To be done: Below are some records. Pull every line that contains the word "JSON".

Dataset entries on figures
═══

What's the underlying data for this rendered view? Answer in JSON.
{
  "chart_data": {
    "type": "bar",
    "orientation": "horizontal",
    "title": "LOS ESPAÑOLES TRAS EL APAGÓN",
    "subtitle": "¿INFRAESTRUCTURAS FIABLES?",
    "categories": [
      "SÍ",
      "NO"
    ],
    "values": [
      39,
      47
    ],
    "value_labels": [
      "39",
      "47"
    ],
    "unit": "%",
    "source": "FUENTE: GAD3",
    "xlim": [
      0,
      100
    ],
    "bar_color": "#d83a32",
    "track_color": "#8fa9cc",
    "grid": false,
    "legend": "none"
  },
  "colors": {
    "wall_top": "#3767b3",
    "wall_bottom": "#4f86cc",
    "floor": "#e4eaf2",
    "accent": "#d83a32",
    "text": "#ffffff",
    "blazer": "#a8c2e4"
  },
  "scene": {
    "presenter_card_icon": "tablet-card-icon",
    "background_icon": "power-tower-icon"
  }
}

═══

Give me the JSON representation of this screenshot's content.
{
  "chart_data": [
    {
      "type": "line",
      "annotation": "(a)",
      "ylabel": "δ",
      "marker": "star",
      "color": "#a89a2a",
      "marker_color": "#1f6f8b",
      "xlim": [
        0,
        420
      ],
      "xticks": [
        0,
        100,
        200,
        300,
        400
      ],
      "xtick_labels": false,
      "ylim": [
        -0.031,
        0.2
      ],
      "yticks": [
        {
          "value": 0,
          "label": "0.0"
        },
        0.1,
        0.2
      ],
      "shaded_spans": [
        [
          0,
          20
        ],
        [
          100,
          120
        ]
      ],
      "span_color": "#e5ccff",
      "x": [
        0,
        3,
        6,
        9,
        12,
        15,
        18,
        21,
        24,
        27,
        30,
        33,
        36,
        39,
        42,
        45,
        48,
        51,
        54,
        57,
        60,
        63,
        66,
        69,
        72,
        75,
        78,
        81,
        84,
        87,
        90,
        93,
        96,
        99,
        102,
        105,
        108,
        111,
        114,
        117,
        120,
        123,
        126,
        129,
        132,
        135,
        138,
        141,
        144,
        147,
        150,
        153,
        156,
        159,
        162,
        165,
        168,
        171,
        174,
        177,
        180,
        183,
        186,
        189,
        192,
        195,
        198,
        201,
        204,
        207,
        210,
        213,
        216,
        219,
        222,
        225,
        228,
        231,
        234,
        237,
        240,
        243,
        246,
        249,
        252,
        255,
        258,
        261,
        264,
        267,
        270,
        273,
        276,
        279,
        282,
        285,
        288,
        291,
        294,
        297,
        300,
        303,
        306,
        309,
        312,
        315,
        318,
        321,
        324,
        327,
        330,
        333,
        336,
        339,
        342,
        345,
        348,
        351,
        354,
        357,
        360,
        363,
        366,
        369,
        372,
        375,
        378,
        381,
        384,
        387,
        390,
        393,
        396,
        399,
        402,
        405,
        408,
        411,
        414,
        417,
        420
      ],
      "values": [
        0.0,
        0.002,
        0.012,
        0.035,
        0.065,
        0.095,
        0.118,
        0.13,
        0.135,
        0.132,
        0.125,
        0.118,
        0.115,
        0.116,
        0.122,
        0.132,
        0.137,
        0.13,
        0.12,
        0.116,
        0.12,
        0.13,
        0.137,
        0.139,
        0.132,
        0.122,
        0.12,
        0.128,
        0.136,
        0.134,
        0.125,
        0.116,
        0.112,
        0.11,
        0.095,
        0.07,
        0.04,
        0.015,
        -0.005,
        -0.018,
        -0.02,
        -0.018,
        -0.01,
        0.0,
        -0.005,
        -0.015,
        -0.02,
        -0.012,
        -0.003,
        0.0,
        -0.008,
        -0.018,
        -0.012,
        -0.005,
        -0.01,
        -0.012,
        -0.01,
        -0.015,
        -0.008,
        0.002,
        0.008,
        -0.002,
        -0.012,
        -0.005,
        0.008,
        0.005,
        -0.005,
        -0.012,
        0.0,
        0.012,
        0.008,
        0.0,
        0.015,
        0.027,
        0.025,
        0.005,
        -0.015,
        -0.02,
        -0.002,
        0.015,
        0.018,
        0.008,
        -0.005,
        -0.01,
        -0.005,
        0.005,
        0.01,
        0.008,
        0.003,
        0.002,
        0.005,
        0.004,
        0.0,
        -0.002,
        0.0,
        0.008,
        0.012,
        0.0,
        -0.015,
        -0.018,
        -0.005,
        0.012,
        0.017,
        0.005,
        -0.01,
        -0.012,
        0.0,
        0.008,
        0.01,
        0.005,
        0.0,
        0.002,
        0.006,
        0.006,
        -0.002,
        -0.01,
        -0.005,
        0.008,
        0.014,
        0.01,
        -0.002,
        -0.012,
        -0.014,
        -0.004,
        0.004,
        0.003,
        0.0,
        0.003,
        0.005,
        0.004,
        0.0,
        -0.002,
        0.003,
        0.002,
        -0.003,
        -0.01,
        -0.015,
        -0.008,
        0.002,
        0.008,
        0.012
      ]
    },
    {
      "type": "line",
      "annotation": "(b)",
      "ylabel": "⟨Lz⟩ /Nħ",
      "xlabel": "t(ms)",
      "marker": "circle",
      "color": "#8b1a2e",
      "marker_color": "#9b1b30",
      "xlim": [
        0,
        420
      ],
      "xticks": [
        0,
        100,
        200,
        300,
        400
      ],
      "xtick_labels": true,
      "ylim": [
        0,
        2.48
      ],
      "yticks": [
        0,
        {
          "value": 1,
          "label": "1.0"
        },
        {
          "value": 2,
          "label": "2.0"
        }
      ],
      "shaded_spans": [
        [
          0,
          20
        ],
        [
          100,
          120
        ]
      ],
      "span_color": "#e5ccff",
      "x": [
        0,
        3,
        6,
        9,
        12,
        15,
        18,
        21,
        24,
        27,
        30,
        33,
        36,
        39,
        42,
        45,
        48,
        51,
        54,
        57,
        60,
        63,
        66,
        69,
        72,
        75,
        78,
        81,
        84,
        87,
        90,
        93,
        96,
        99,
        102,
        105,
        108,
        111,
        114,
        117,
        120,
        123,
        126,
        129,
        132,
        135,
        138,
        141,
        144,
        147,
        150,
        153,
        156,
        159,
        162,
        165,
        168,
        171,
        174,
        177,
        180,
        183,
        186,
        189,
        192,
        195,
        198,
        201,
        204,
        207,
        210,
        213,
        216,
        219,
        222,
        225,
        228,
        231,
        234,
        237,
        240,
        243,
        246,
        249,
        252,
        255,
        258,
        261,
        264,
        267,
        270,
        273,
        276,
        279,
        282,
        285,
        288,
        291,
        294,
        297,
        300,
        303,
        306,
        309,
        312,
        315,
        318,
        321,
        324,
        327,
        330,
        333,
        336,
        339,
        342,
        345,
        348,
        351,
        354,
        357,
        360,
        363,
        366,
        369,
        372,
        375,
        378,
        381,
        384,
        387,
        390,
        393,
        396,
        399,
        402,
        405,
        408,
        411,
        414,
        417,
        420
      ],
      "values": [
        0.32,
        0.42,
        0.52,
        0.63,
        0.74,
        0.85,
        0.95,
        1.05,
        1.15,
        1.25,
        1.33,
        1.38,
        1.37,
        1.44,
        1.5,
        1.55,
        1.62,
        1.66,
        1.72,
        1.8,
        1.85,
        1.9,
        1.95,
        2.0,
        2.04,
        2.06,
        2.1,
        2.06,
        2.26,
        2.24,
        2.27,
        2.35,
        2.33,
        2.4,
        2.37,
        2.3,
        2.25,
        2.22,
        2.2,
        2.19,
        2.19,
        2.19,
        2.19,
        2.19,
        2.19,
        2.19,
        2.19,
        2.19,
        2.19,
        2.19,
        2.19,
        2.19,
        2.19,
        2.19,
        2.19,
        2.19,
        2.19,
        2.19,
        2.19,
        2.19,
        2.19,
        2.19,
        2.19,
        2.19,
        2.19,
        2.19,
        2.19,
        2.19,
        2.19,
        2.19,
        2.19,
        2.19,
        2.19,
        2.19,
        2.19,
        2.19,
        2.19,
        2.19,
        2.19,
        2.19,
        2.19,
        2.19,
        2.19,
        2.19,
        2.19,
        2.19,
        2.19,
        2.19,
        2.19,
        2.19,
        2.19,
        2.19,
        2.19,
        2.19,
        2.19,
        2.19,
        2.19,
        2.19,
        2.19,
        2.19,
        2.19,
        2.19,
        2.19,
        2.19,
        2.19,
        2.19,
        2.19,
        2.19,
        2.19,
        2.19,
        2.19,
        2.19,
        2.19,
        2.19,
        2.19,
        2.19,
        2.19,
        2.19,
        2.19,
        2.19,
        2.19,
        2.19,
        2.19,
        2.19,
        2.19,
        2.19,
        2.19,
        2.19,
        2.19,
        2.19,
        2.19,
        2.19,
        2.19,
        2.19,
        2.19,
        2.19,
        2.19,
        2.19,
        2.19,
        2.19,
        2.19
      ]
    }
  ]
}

═══

The completed task:
What's the underlying data for this rendered view? Answer in JSON.
Give me the JSON representation of this screenshot's content.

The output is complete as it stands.